- TASK BRIEF
An exact reproduction of the records is required, with all images left out.

** START OF DATA RECORDS **

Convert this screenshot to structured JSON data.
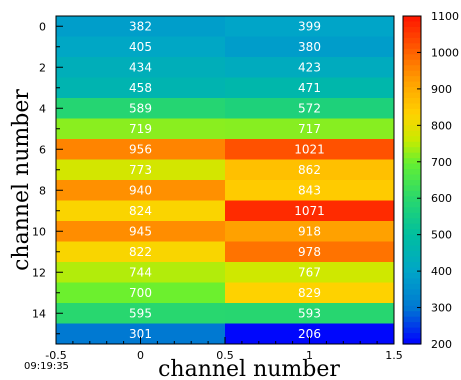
{
  "chart_data": {
    "type": "heatmap",
    "xlabel": "channel number",
    "ylabel": "channel number",
    "timestamp": "09:19:35",
    "x_range": [
      -0.5,
      1.5
    ],
    "y_range": [
      -0.5,
      15.5
    ],
    "x_ticks": [
      "-0.5",
      "0",
      "0.5",
      "1",
      "1.5"
    ],
    "y_ticks": [
      "0",
      "2",
      "4",
      "6",
      "8",
      "10",
      "12",
      "14"
    ],
    "columns": [
      0,
      1
    ],
    "rows": [
      0,
      1,
      2,
      3,
      4,
      5,
      6,
      7,
      8,
      9,
      10,
      11,
      12,
      13,
      14,
      15
    ],
    "values": [
      [
        382,
        399
      ],
      [
        405,
        380
      ],
      [
        434,
        423
      ],
      [
        458,
        471
      ],
      [
        589,
        572
      ],
      [
        719,
        717
      ],
      [
        956,
        1021
      ],
      [
        773,
        862
      ],
      [
        940,
        843
      ],
      [
        824,
        1071
      ],
      [
        945,
        918
      ],
      [
        822,
        978
      ],
      [
        744,
        767
      ],
      [
        700,
        829
      ],
      [
        595,
        593
      ],
      [
        301,
        206
      ]
    ],
    "colorbar": {
      "min": 200,
      "max": 1100,
      "ticks": [
        "200",
        "300",
        "400",
        "500",
        "600",
        "700",
        "800",
        "900",
        "1000",
        "1100"
      ]
    }
  }
}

** END OF DATA RECORDS **

- THE REPLY
Convert this screenshot to structured JSON data.
{
  "chart_data": {
    "type": "heatmap",
    "xlabel": "channel number",
    "ylabel": "channel number",
    "timestamp": "09:19:35",
    "x_range": [
      -0.5,
      1.5
    ],
    "y_range": [
      -0.5,
      15.5
    ],
    "x_ticks": [
      "-0.5",
      "0",
      "0.5",
      "1",
      "1.5"
    ],
    "y_ticks": [
      "0",
      "2",
      "4",
      "6",
      "8",
      "10",
      "12",
      "14"
    ],
    "columns": [
      0,
      1
    ],
    "rows": [
      0,
      1,
      2,
      3,
      4,
      5,
      6,
      7,
      8,
      9,
      10,
      11,
      12,
      13,
      14,
      15
    ],
    "values": [
      [
        382,
        399
      ],
      [
        405,
        380
      ],
      [
        434,
        423
      ],
      [
        458,
        471
      ],
      [
        589,
        572
      ],
      [
        719,
        717
      ],
      [
        956,
        1021
      ],
      [
        773,
        862
      ],
      [
        940,
        843
      ],
      [
        824,
        1071
      ],
      [
        945,
        918
      ],
      [
        822,
        978
      ],
      [
        744,
        767
      ],
      [
        700,
        829
      ],
      [
        595,
        593
      ],
      [
        301,
        206
      ]
    ],
    "colorbar": {
      "min": 200,
      "max": 1100,
      "ticks": [
        "200",
        "300",
        "400",
        "500",
        "600",
        "700",
        "800",
        "900",
        "1000",
        "1100"
      ]
    }
  }
}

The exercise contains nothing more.